---- DATASET RECORDS
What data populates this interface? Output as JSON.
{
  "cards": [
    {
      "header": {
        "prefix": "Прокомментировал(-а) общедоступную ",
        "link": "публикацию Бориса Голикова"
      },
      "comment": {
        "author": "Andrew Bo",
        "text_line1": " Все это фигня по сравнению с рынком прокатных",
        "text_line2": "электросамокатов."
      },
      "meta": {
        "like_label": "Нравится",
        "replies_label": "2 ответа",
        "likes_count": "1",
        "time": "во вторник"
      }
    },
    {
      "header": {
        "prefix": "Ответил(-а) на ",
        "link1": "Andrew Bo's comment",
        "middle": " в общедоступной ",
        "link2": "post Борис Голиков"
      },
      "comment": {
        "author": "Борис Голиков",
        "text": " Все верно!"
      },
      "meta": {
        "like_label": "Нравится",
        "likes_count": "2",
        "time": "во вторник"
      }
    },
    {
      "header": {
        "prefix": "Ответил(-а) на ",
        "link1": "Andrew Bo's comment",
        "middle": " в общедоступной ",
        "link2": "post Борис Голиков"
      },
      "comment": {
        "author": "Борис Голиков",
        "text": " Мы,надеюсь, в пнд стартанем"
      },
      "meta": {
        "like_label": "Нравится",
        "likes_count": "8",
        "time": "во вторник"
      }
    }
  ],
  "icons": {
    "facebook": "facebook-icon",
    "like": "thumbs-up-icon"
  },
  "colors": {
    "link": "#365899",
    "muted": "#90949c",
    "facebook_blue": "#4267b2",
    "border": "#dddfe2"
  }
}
--------
SET TASK: Repeat each record exactly, leaving nothing out.

TASK SOLUTION:
What data populates this interface? Output as JSON.
{
  "cards": [
    {
      "header": {
        "prefix": "Прокомментировал(-а) общедоступную ",
        "link": "публикацию Бориса Голикова"
      },
      "comment": {
        "author": "Andrew Bo",
        "text_line1": " Все это фигня по сравнению с рынком прокатных",
        "text_line2": "электросамокатов."
      },
      "meta": {
        "like_label": "Нравится",
        "replies_label": "2 ответа",
        "likes_count": "1",
        "time": "во вторник"
      }
    },
    {
      "header": {
        "prefix": "Ответил(-а) на ",
        "link1": "Andrew Bo's comment",
        "middle": " в общедоступной ",
        "link2": "post Борис Голиков"
      },
      "comment": {
        "author": "Борис Голиков",
        "text": " Все верно!"
      },
      "meta": {
        "like_label": "Нравится",
        "likes_count": "2",
        "time": "во вторник"
      }
    },
    {
      "header": {
        "prefix": "Ответил(-а) на ",
        "link1": "Andrew Bo's comment",
        "middle": " в общедоступной ",
        "link2": "post Борис Голиков"
      },
      "comment": {
        "author": "Борис Голиков",
        "text": " Мы,надеюсь, в пнд стартанем"
      },
      "meta": {
        "like_label": "Нравится",
        "likes_count": "8",
        "time": "во вторник"
      }
    }
  ],
  "icons": {
    "facebook": "facebook-icon",
    "like": "thumbs-up-icon"
  },
  "colors": {
    "link": "#365899",
    "muted": "#90949c",
    "facebook_blue": "#4267b2",
    "border": "#dddfe2"
  }
}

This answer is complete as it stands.